**What the exercise asks**:
Skip every picture and transcribe the remaining material exactly.

○ ○ ○ ○ ○

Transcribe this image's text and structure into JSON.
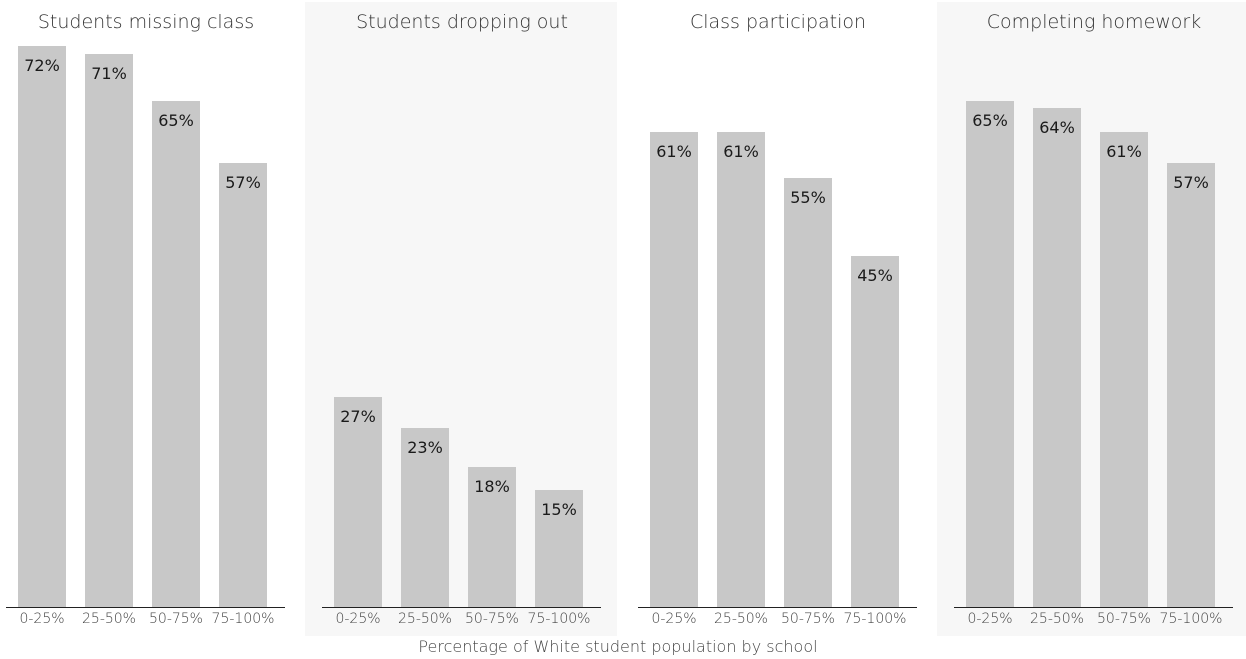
{
  "chart_data": [
    {
      "type": "bar",
      "title": "Students missing class",
      "categories": [
        "0-25%",
        "25-50%",
        "50-75%",
        "75-100%"
      ],
      "values": [
        72,
        71,
        65,
        57
      ],
      "labels": [
        "72%",
        "71%",
        "65%",
        "57%"
      ],
      "ylim": [
        0,
        72
      ]
    },
    {
      "type": "bar",
      "title": "Students dropping out",
      "categories": [
        "0-25%",
        "25-50%",
        "50-75%",
        "75-100%"
      ],
      "values": [
        27,
        23,
        18,
        15
      ],
      "labels": [
        "27%",
        "23%",
        "18%",
        "15%"
      ],
      "ylim": [
        0,
        72
      ]
    },
    {
      "type": "bar",
      "title": "Class participation",
      "categories": [
        "0-25%",
        "25-50%",
        "50-75%",
        "75-100%"
      ],
      "values": [
        61,
        61,
        55,
        45
      ],
      "labels": [
        "61%",
        "61%",
        "55%",
        "45%"
      ],
      "ylim": [
        0,
        72
      ]
    },
    {
      "type": "bar",
      "title": "Completing homework",
      "categories": [
        "0-25%",
        "25-50%",
        "50-75%",
        "75-100%"
      ],
      "values": [
        65,
        64,
        61,
        57
      ],
      "labels": [
        "65%",
        "64%",
        "61%",
        "57%"
      ],
      "ylim": [
        0,
        72
      ]
    }
  ],
  "xlabel": "Percentage of White student population by school",
  "colors": {
    "bar": "#c8c8c8",
    "panel_shade": "#f7f7f7",
    "axis": "#222222"
  }
}
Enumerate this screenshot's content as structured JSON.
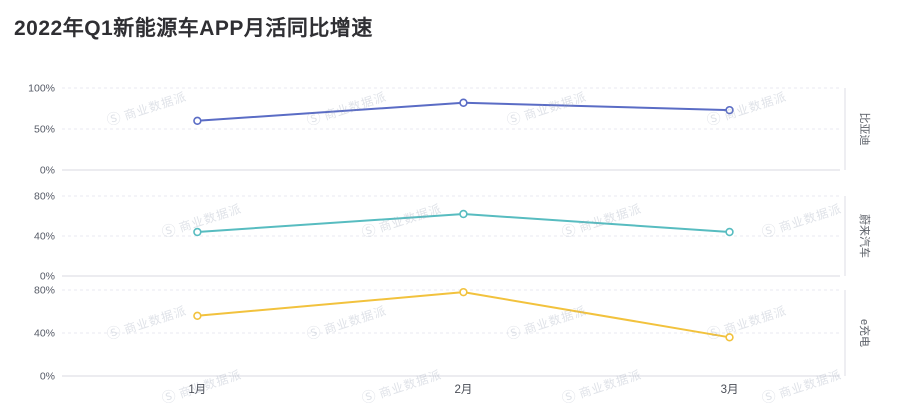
{
  "page": {
    "title": "2022年Q1新能源车APP月活同比增速"
  },
  "watermark": {
    "logo": "Ⓢ",
    "text": "商业数据派"
  },
  "chart_data": {
    "type": "line",
    "title": "2022年Q1新能源车APP月活同比增速",
    "categories": [
      "1月",
      "2月",
      "3月"
    ],
    "facet_layout": "stacked-panels-shared-x",
    "legend_position": "right-rotated-facet-labels",
    "grid": true,
    "xlabel": "",
    "ylabel": "",
    "series": [
      {
        "name": "比亚迪",
        "color": "#5a6cc5",
        "values": [
          60,
          82,
          73
        ],
        "ylim": [
          0,
          100
        ],
        "yticks": [
          "0%",
          "50%",
          "100%"
        ]
      },
      {
        "name": "蔚来汽车",
        "color": "#57bcc0",
        "values": [
          44,
          62,
          44
        ],
        "ylim": [
          0,
          80
        ],
        "yticks": [
          "0%",
          "40%",
          "80%"
        ]
      },
      {
        "name": "e充电",
        "color": "#f2c23d",
        "values": [
          56,
          78,
          36
        ],
        "ylim": [
          0,
          80
        ],
        "yticks": [
          "0%",
          "40%",
          "80%"
        ]
      }
    ]
  }
}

○ ○ ○ ○ ○

**Response to the task**:
Transcribe this image's text and structure into JSON.
{
  "chart_data": [
    {
      "type": "bar",
      "title": "Students missing class",
      "categories": [
        "0-25%",
        "25-50%",
        "50-75%",
        "75-100%"
      ],
      "values": [
        72,
        71,
        65,
        57
      ],
      "labels": [
        "72%",
        "71%",
        "65%",
        "57%"
      ],
      "ylim": [
        0,
        72
      ]
    },
    {
      "type": "bar",
      "title": "Students dropping out",
      "categories": [
        "0-25%",
        "25-50%",
        "50-75%",
        "75-100%"
      ],
      "values": [
        27,
        23,
        18,
        15
      ],
      "labels": [
        "27%",
        "23%",
        "18%",
        "15%"
      ],
      "ylim": [
        0,
        72
      ]
    },
    {
      "type": "bar",
      "title": "Class participation",
      "categories": [
        "0-25%",
        "25-50%",
        "50-75%",
        "75-100%"
      ],
      "values": [
        61,
        61,
        55,
        45
      ],
      "labels": [
        "61%",
        "61%",
        "55%",
        "45%"
      ],
      "ylim": [
        0,
        72
      ]
    },
    {
      "type": "bar",
      "title": "Completing homework",
      "categories": [
        "0-25%",
        "25-50%",
        "50-75%",
        "75-100%"
      ],
      "values": [
        65,
        64,
        61,
        57
      ],
      "labels": [
        "65%",
        "64%",
        "61%",
        "57%"
      ],
      "ylim": [
        0,
        72
      ]
    }
  ],
  "xlabel": "Percentage of White student population by school",
  "colors": {
    "bar": "#c8c8c8",
    "panel_shade": "#f7f7f7",
    "axis": "#222222"
  }
}
Enumerate this screenshot's content as structured JSON.
{
  "page": {
    "title": "2022年Q1新能源车APP月活同比增速"
  },
  "watermark": {
    "logo": "Ⓢ",
    "text": "商业数据派"
  },
  "chart_data": {
    "type": "line",
    "title": "2022年Q1新能源车APP月活同比增速",
    "categories": [
      "1月",
      "2月",
      "3月"
    ],
    "facet_layout": "stacked-panels-shared-x",
    "legend_position": "right-rotated-facet-labels",
    "grid": true,
    "xlabel": "",
    "ylabel": "",
    "series": [
      {
        "name": "比亚迪",
        "color": "#5a6cc5",
        "values": [
          60,
          82,
          73
        ],
        "ylim": [
          0,
          100
        ],
        "yticks": [
          "0%",
          "50%",
          "100%"
        ]
      },
      {
        "name": "蔚来汽车",
        "color": "#57bcc0",
        "values": [
          44,
          62,
          44
        ],
        "ylim": [
          0,
          80
        ],
        "yticks": [
          "0%",
          "40%",
          "80%"
        ]
      },
      {
        "name": "e充电",
        "color": "#f2c23d",
        "values": [
          56,
          78,
          36
        ],
        "ylim": [
          0,
          80
        ],
        "yticks": [
          "0%",
          "40%",
          "80%"
        ]
      }
    ]
  }
}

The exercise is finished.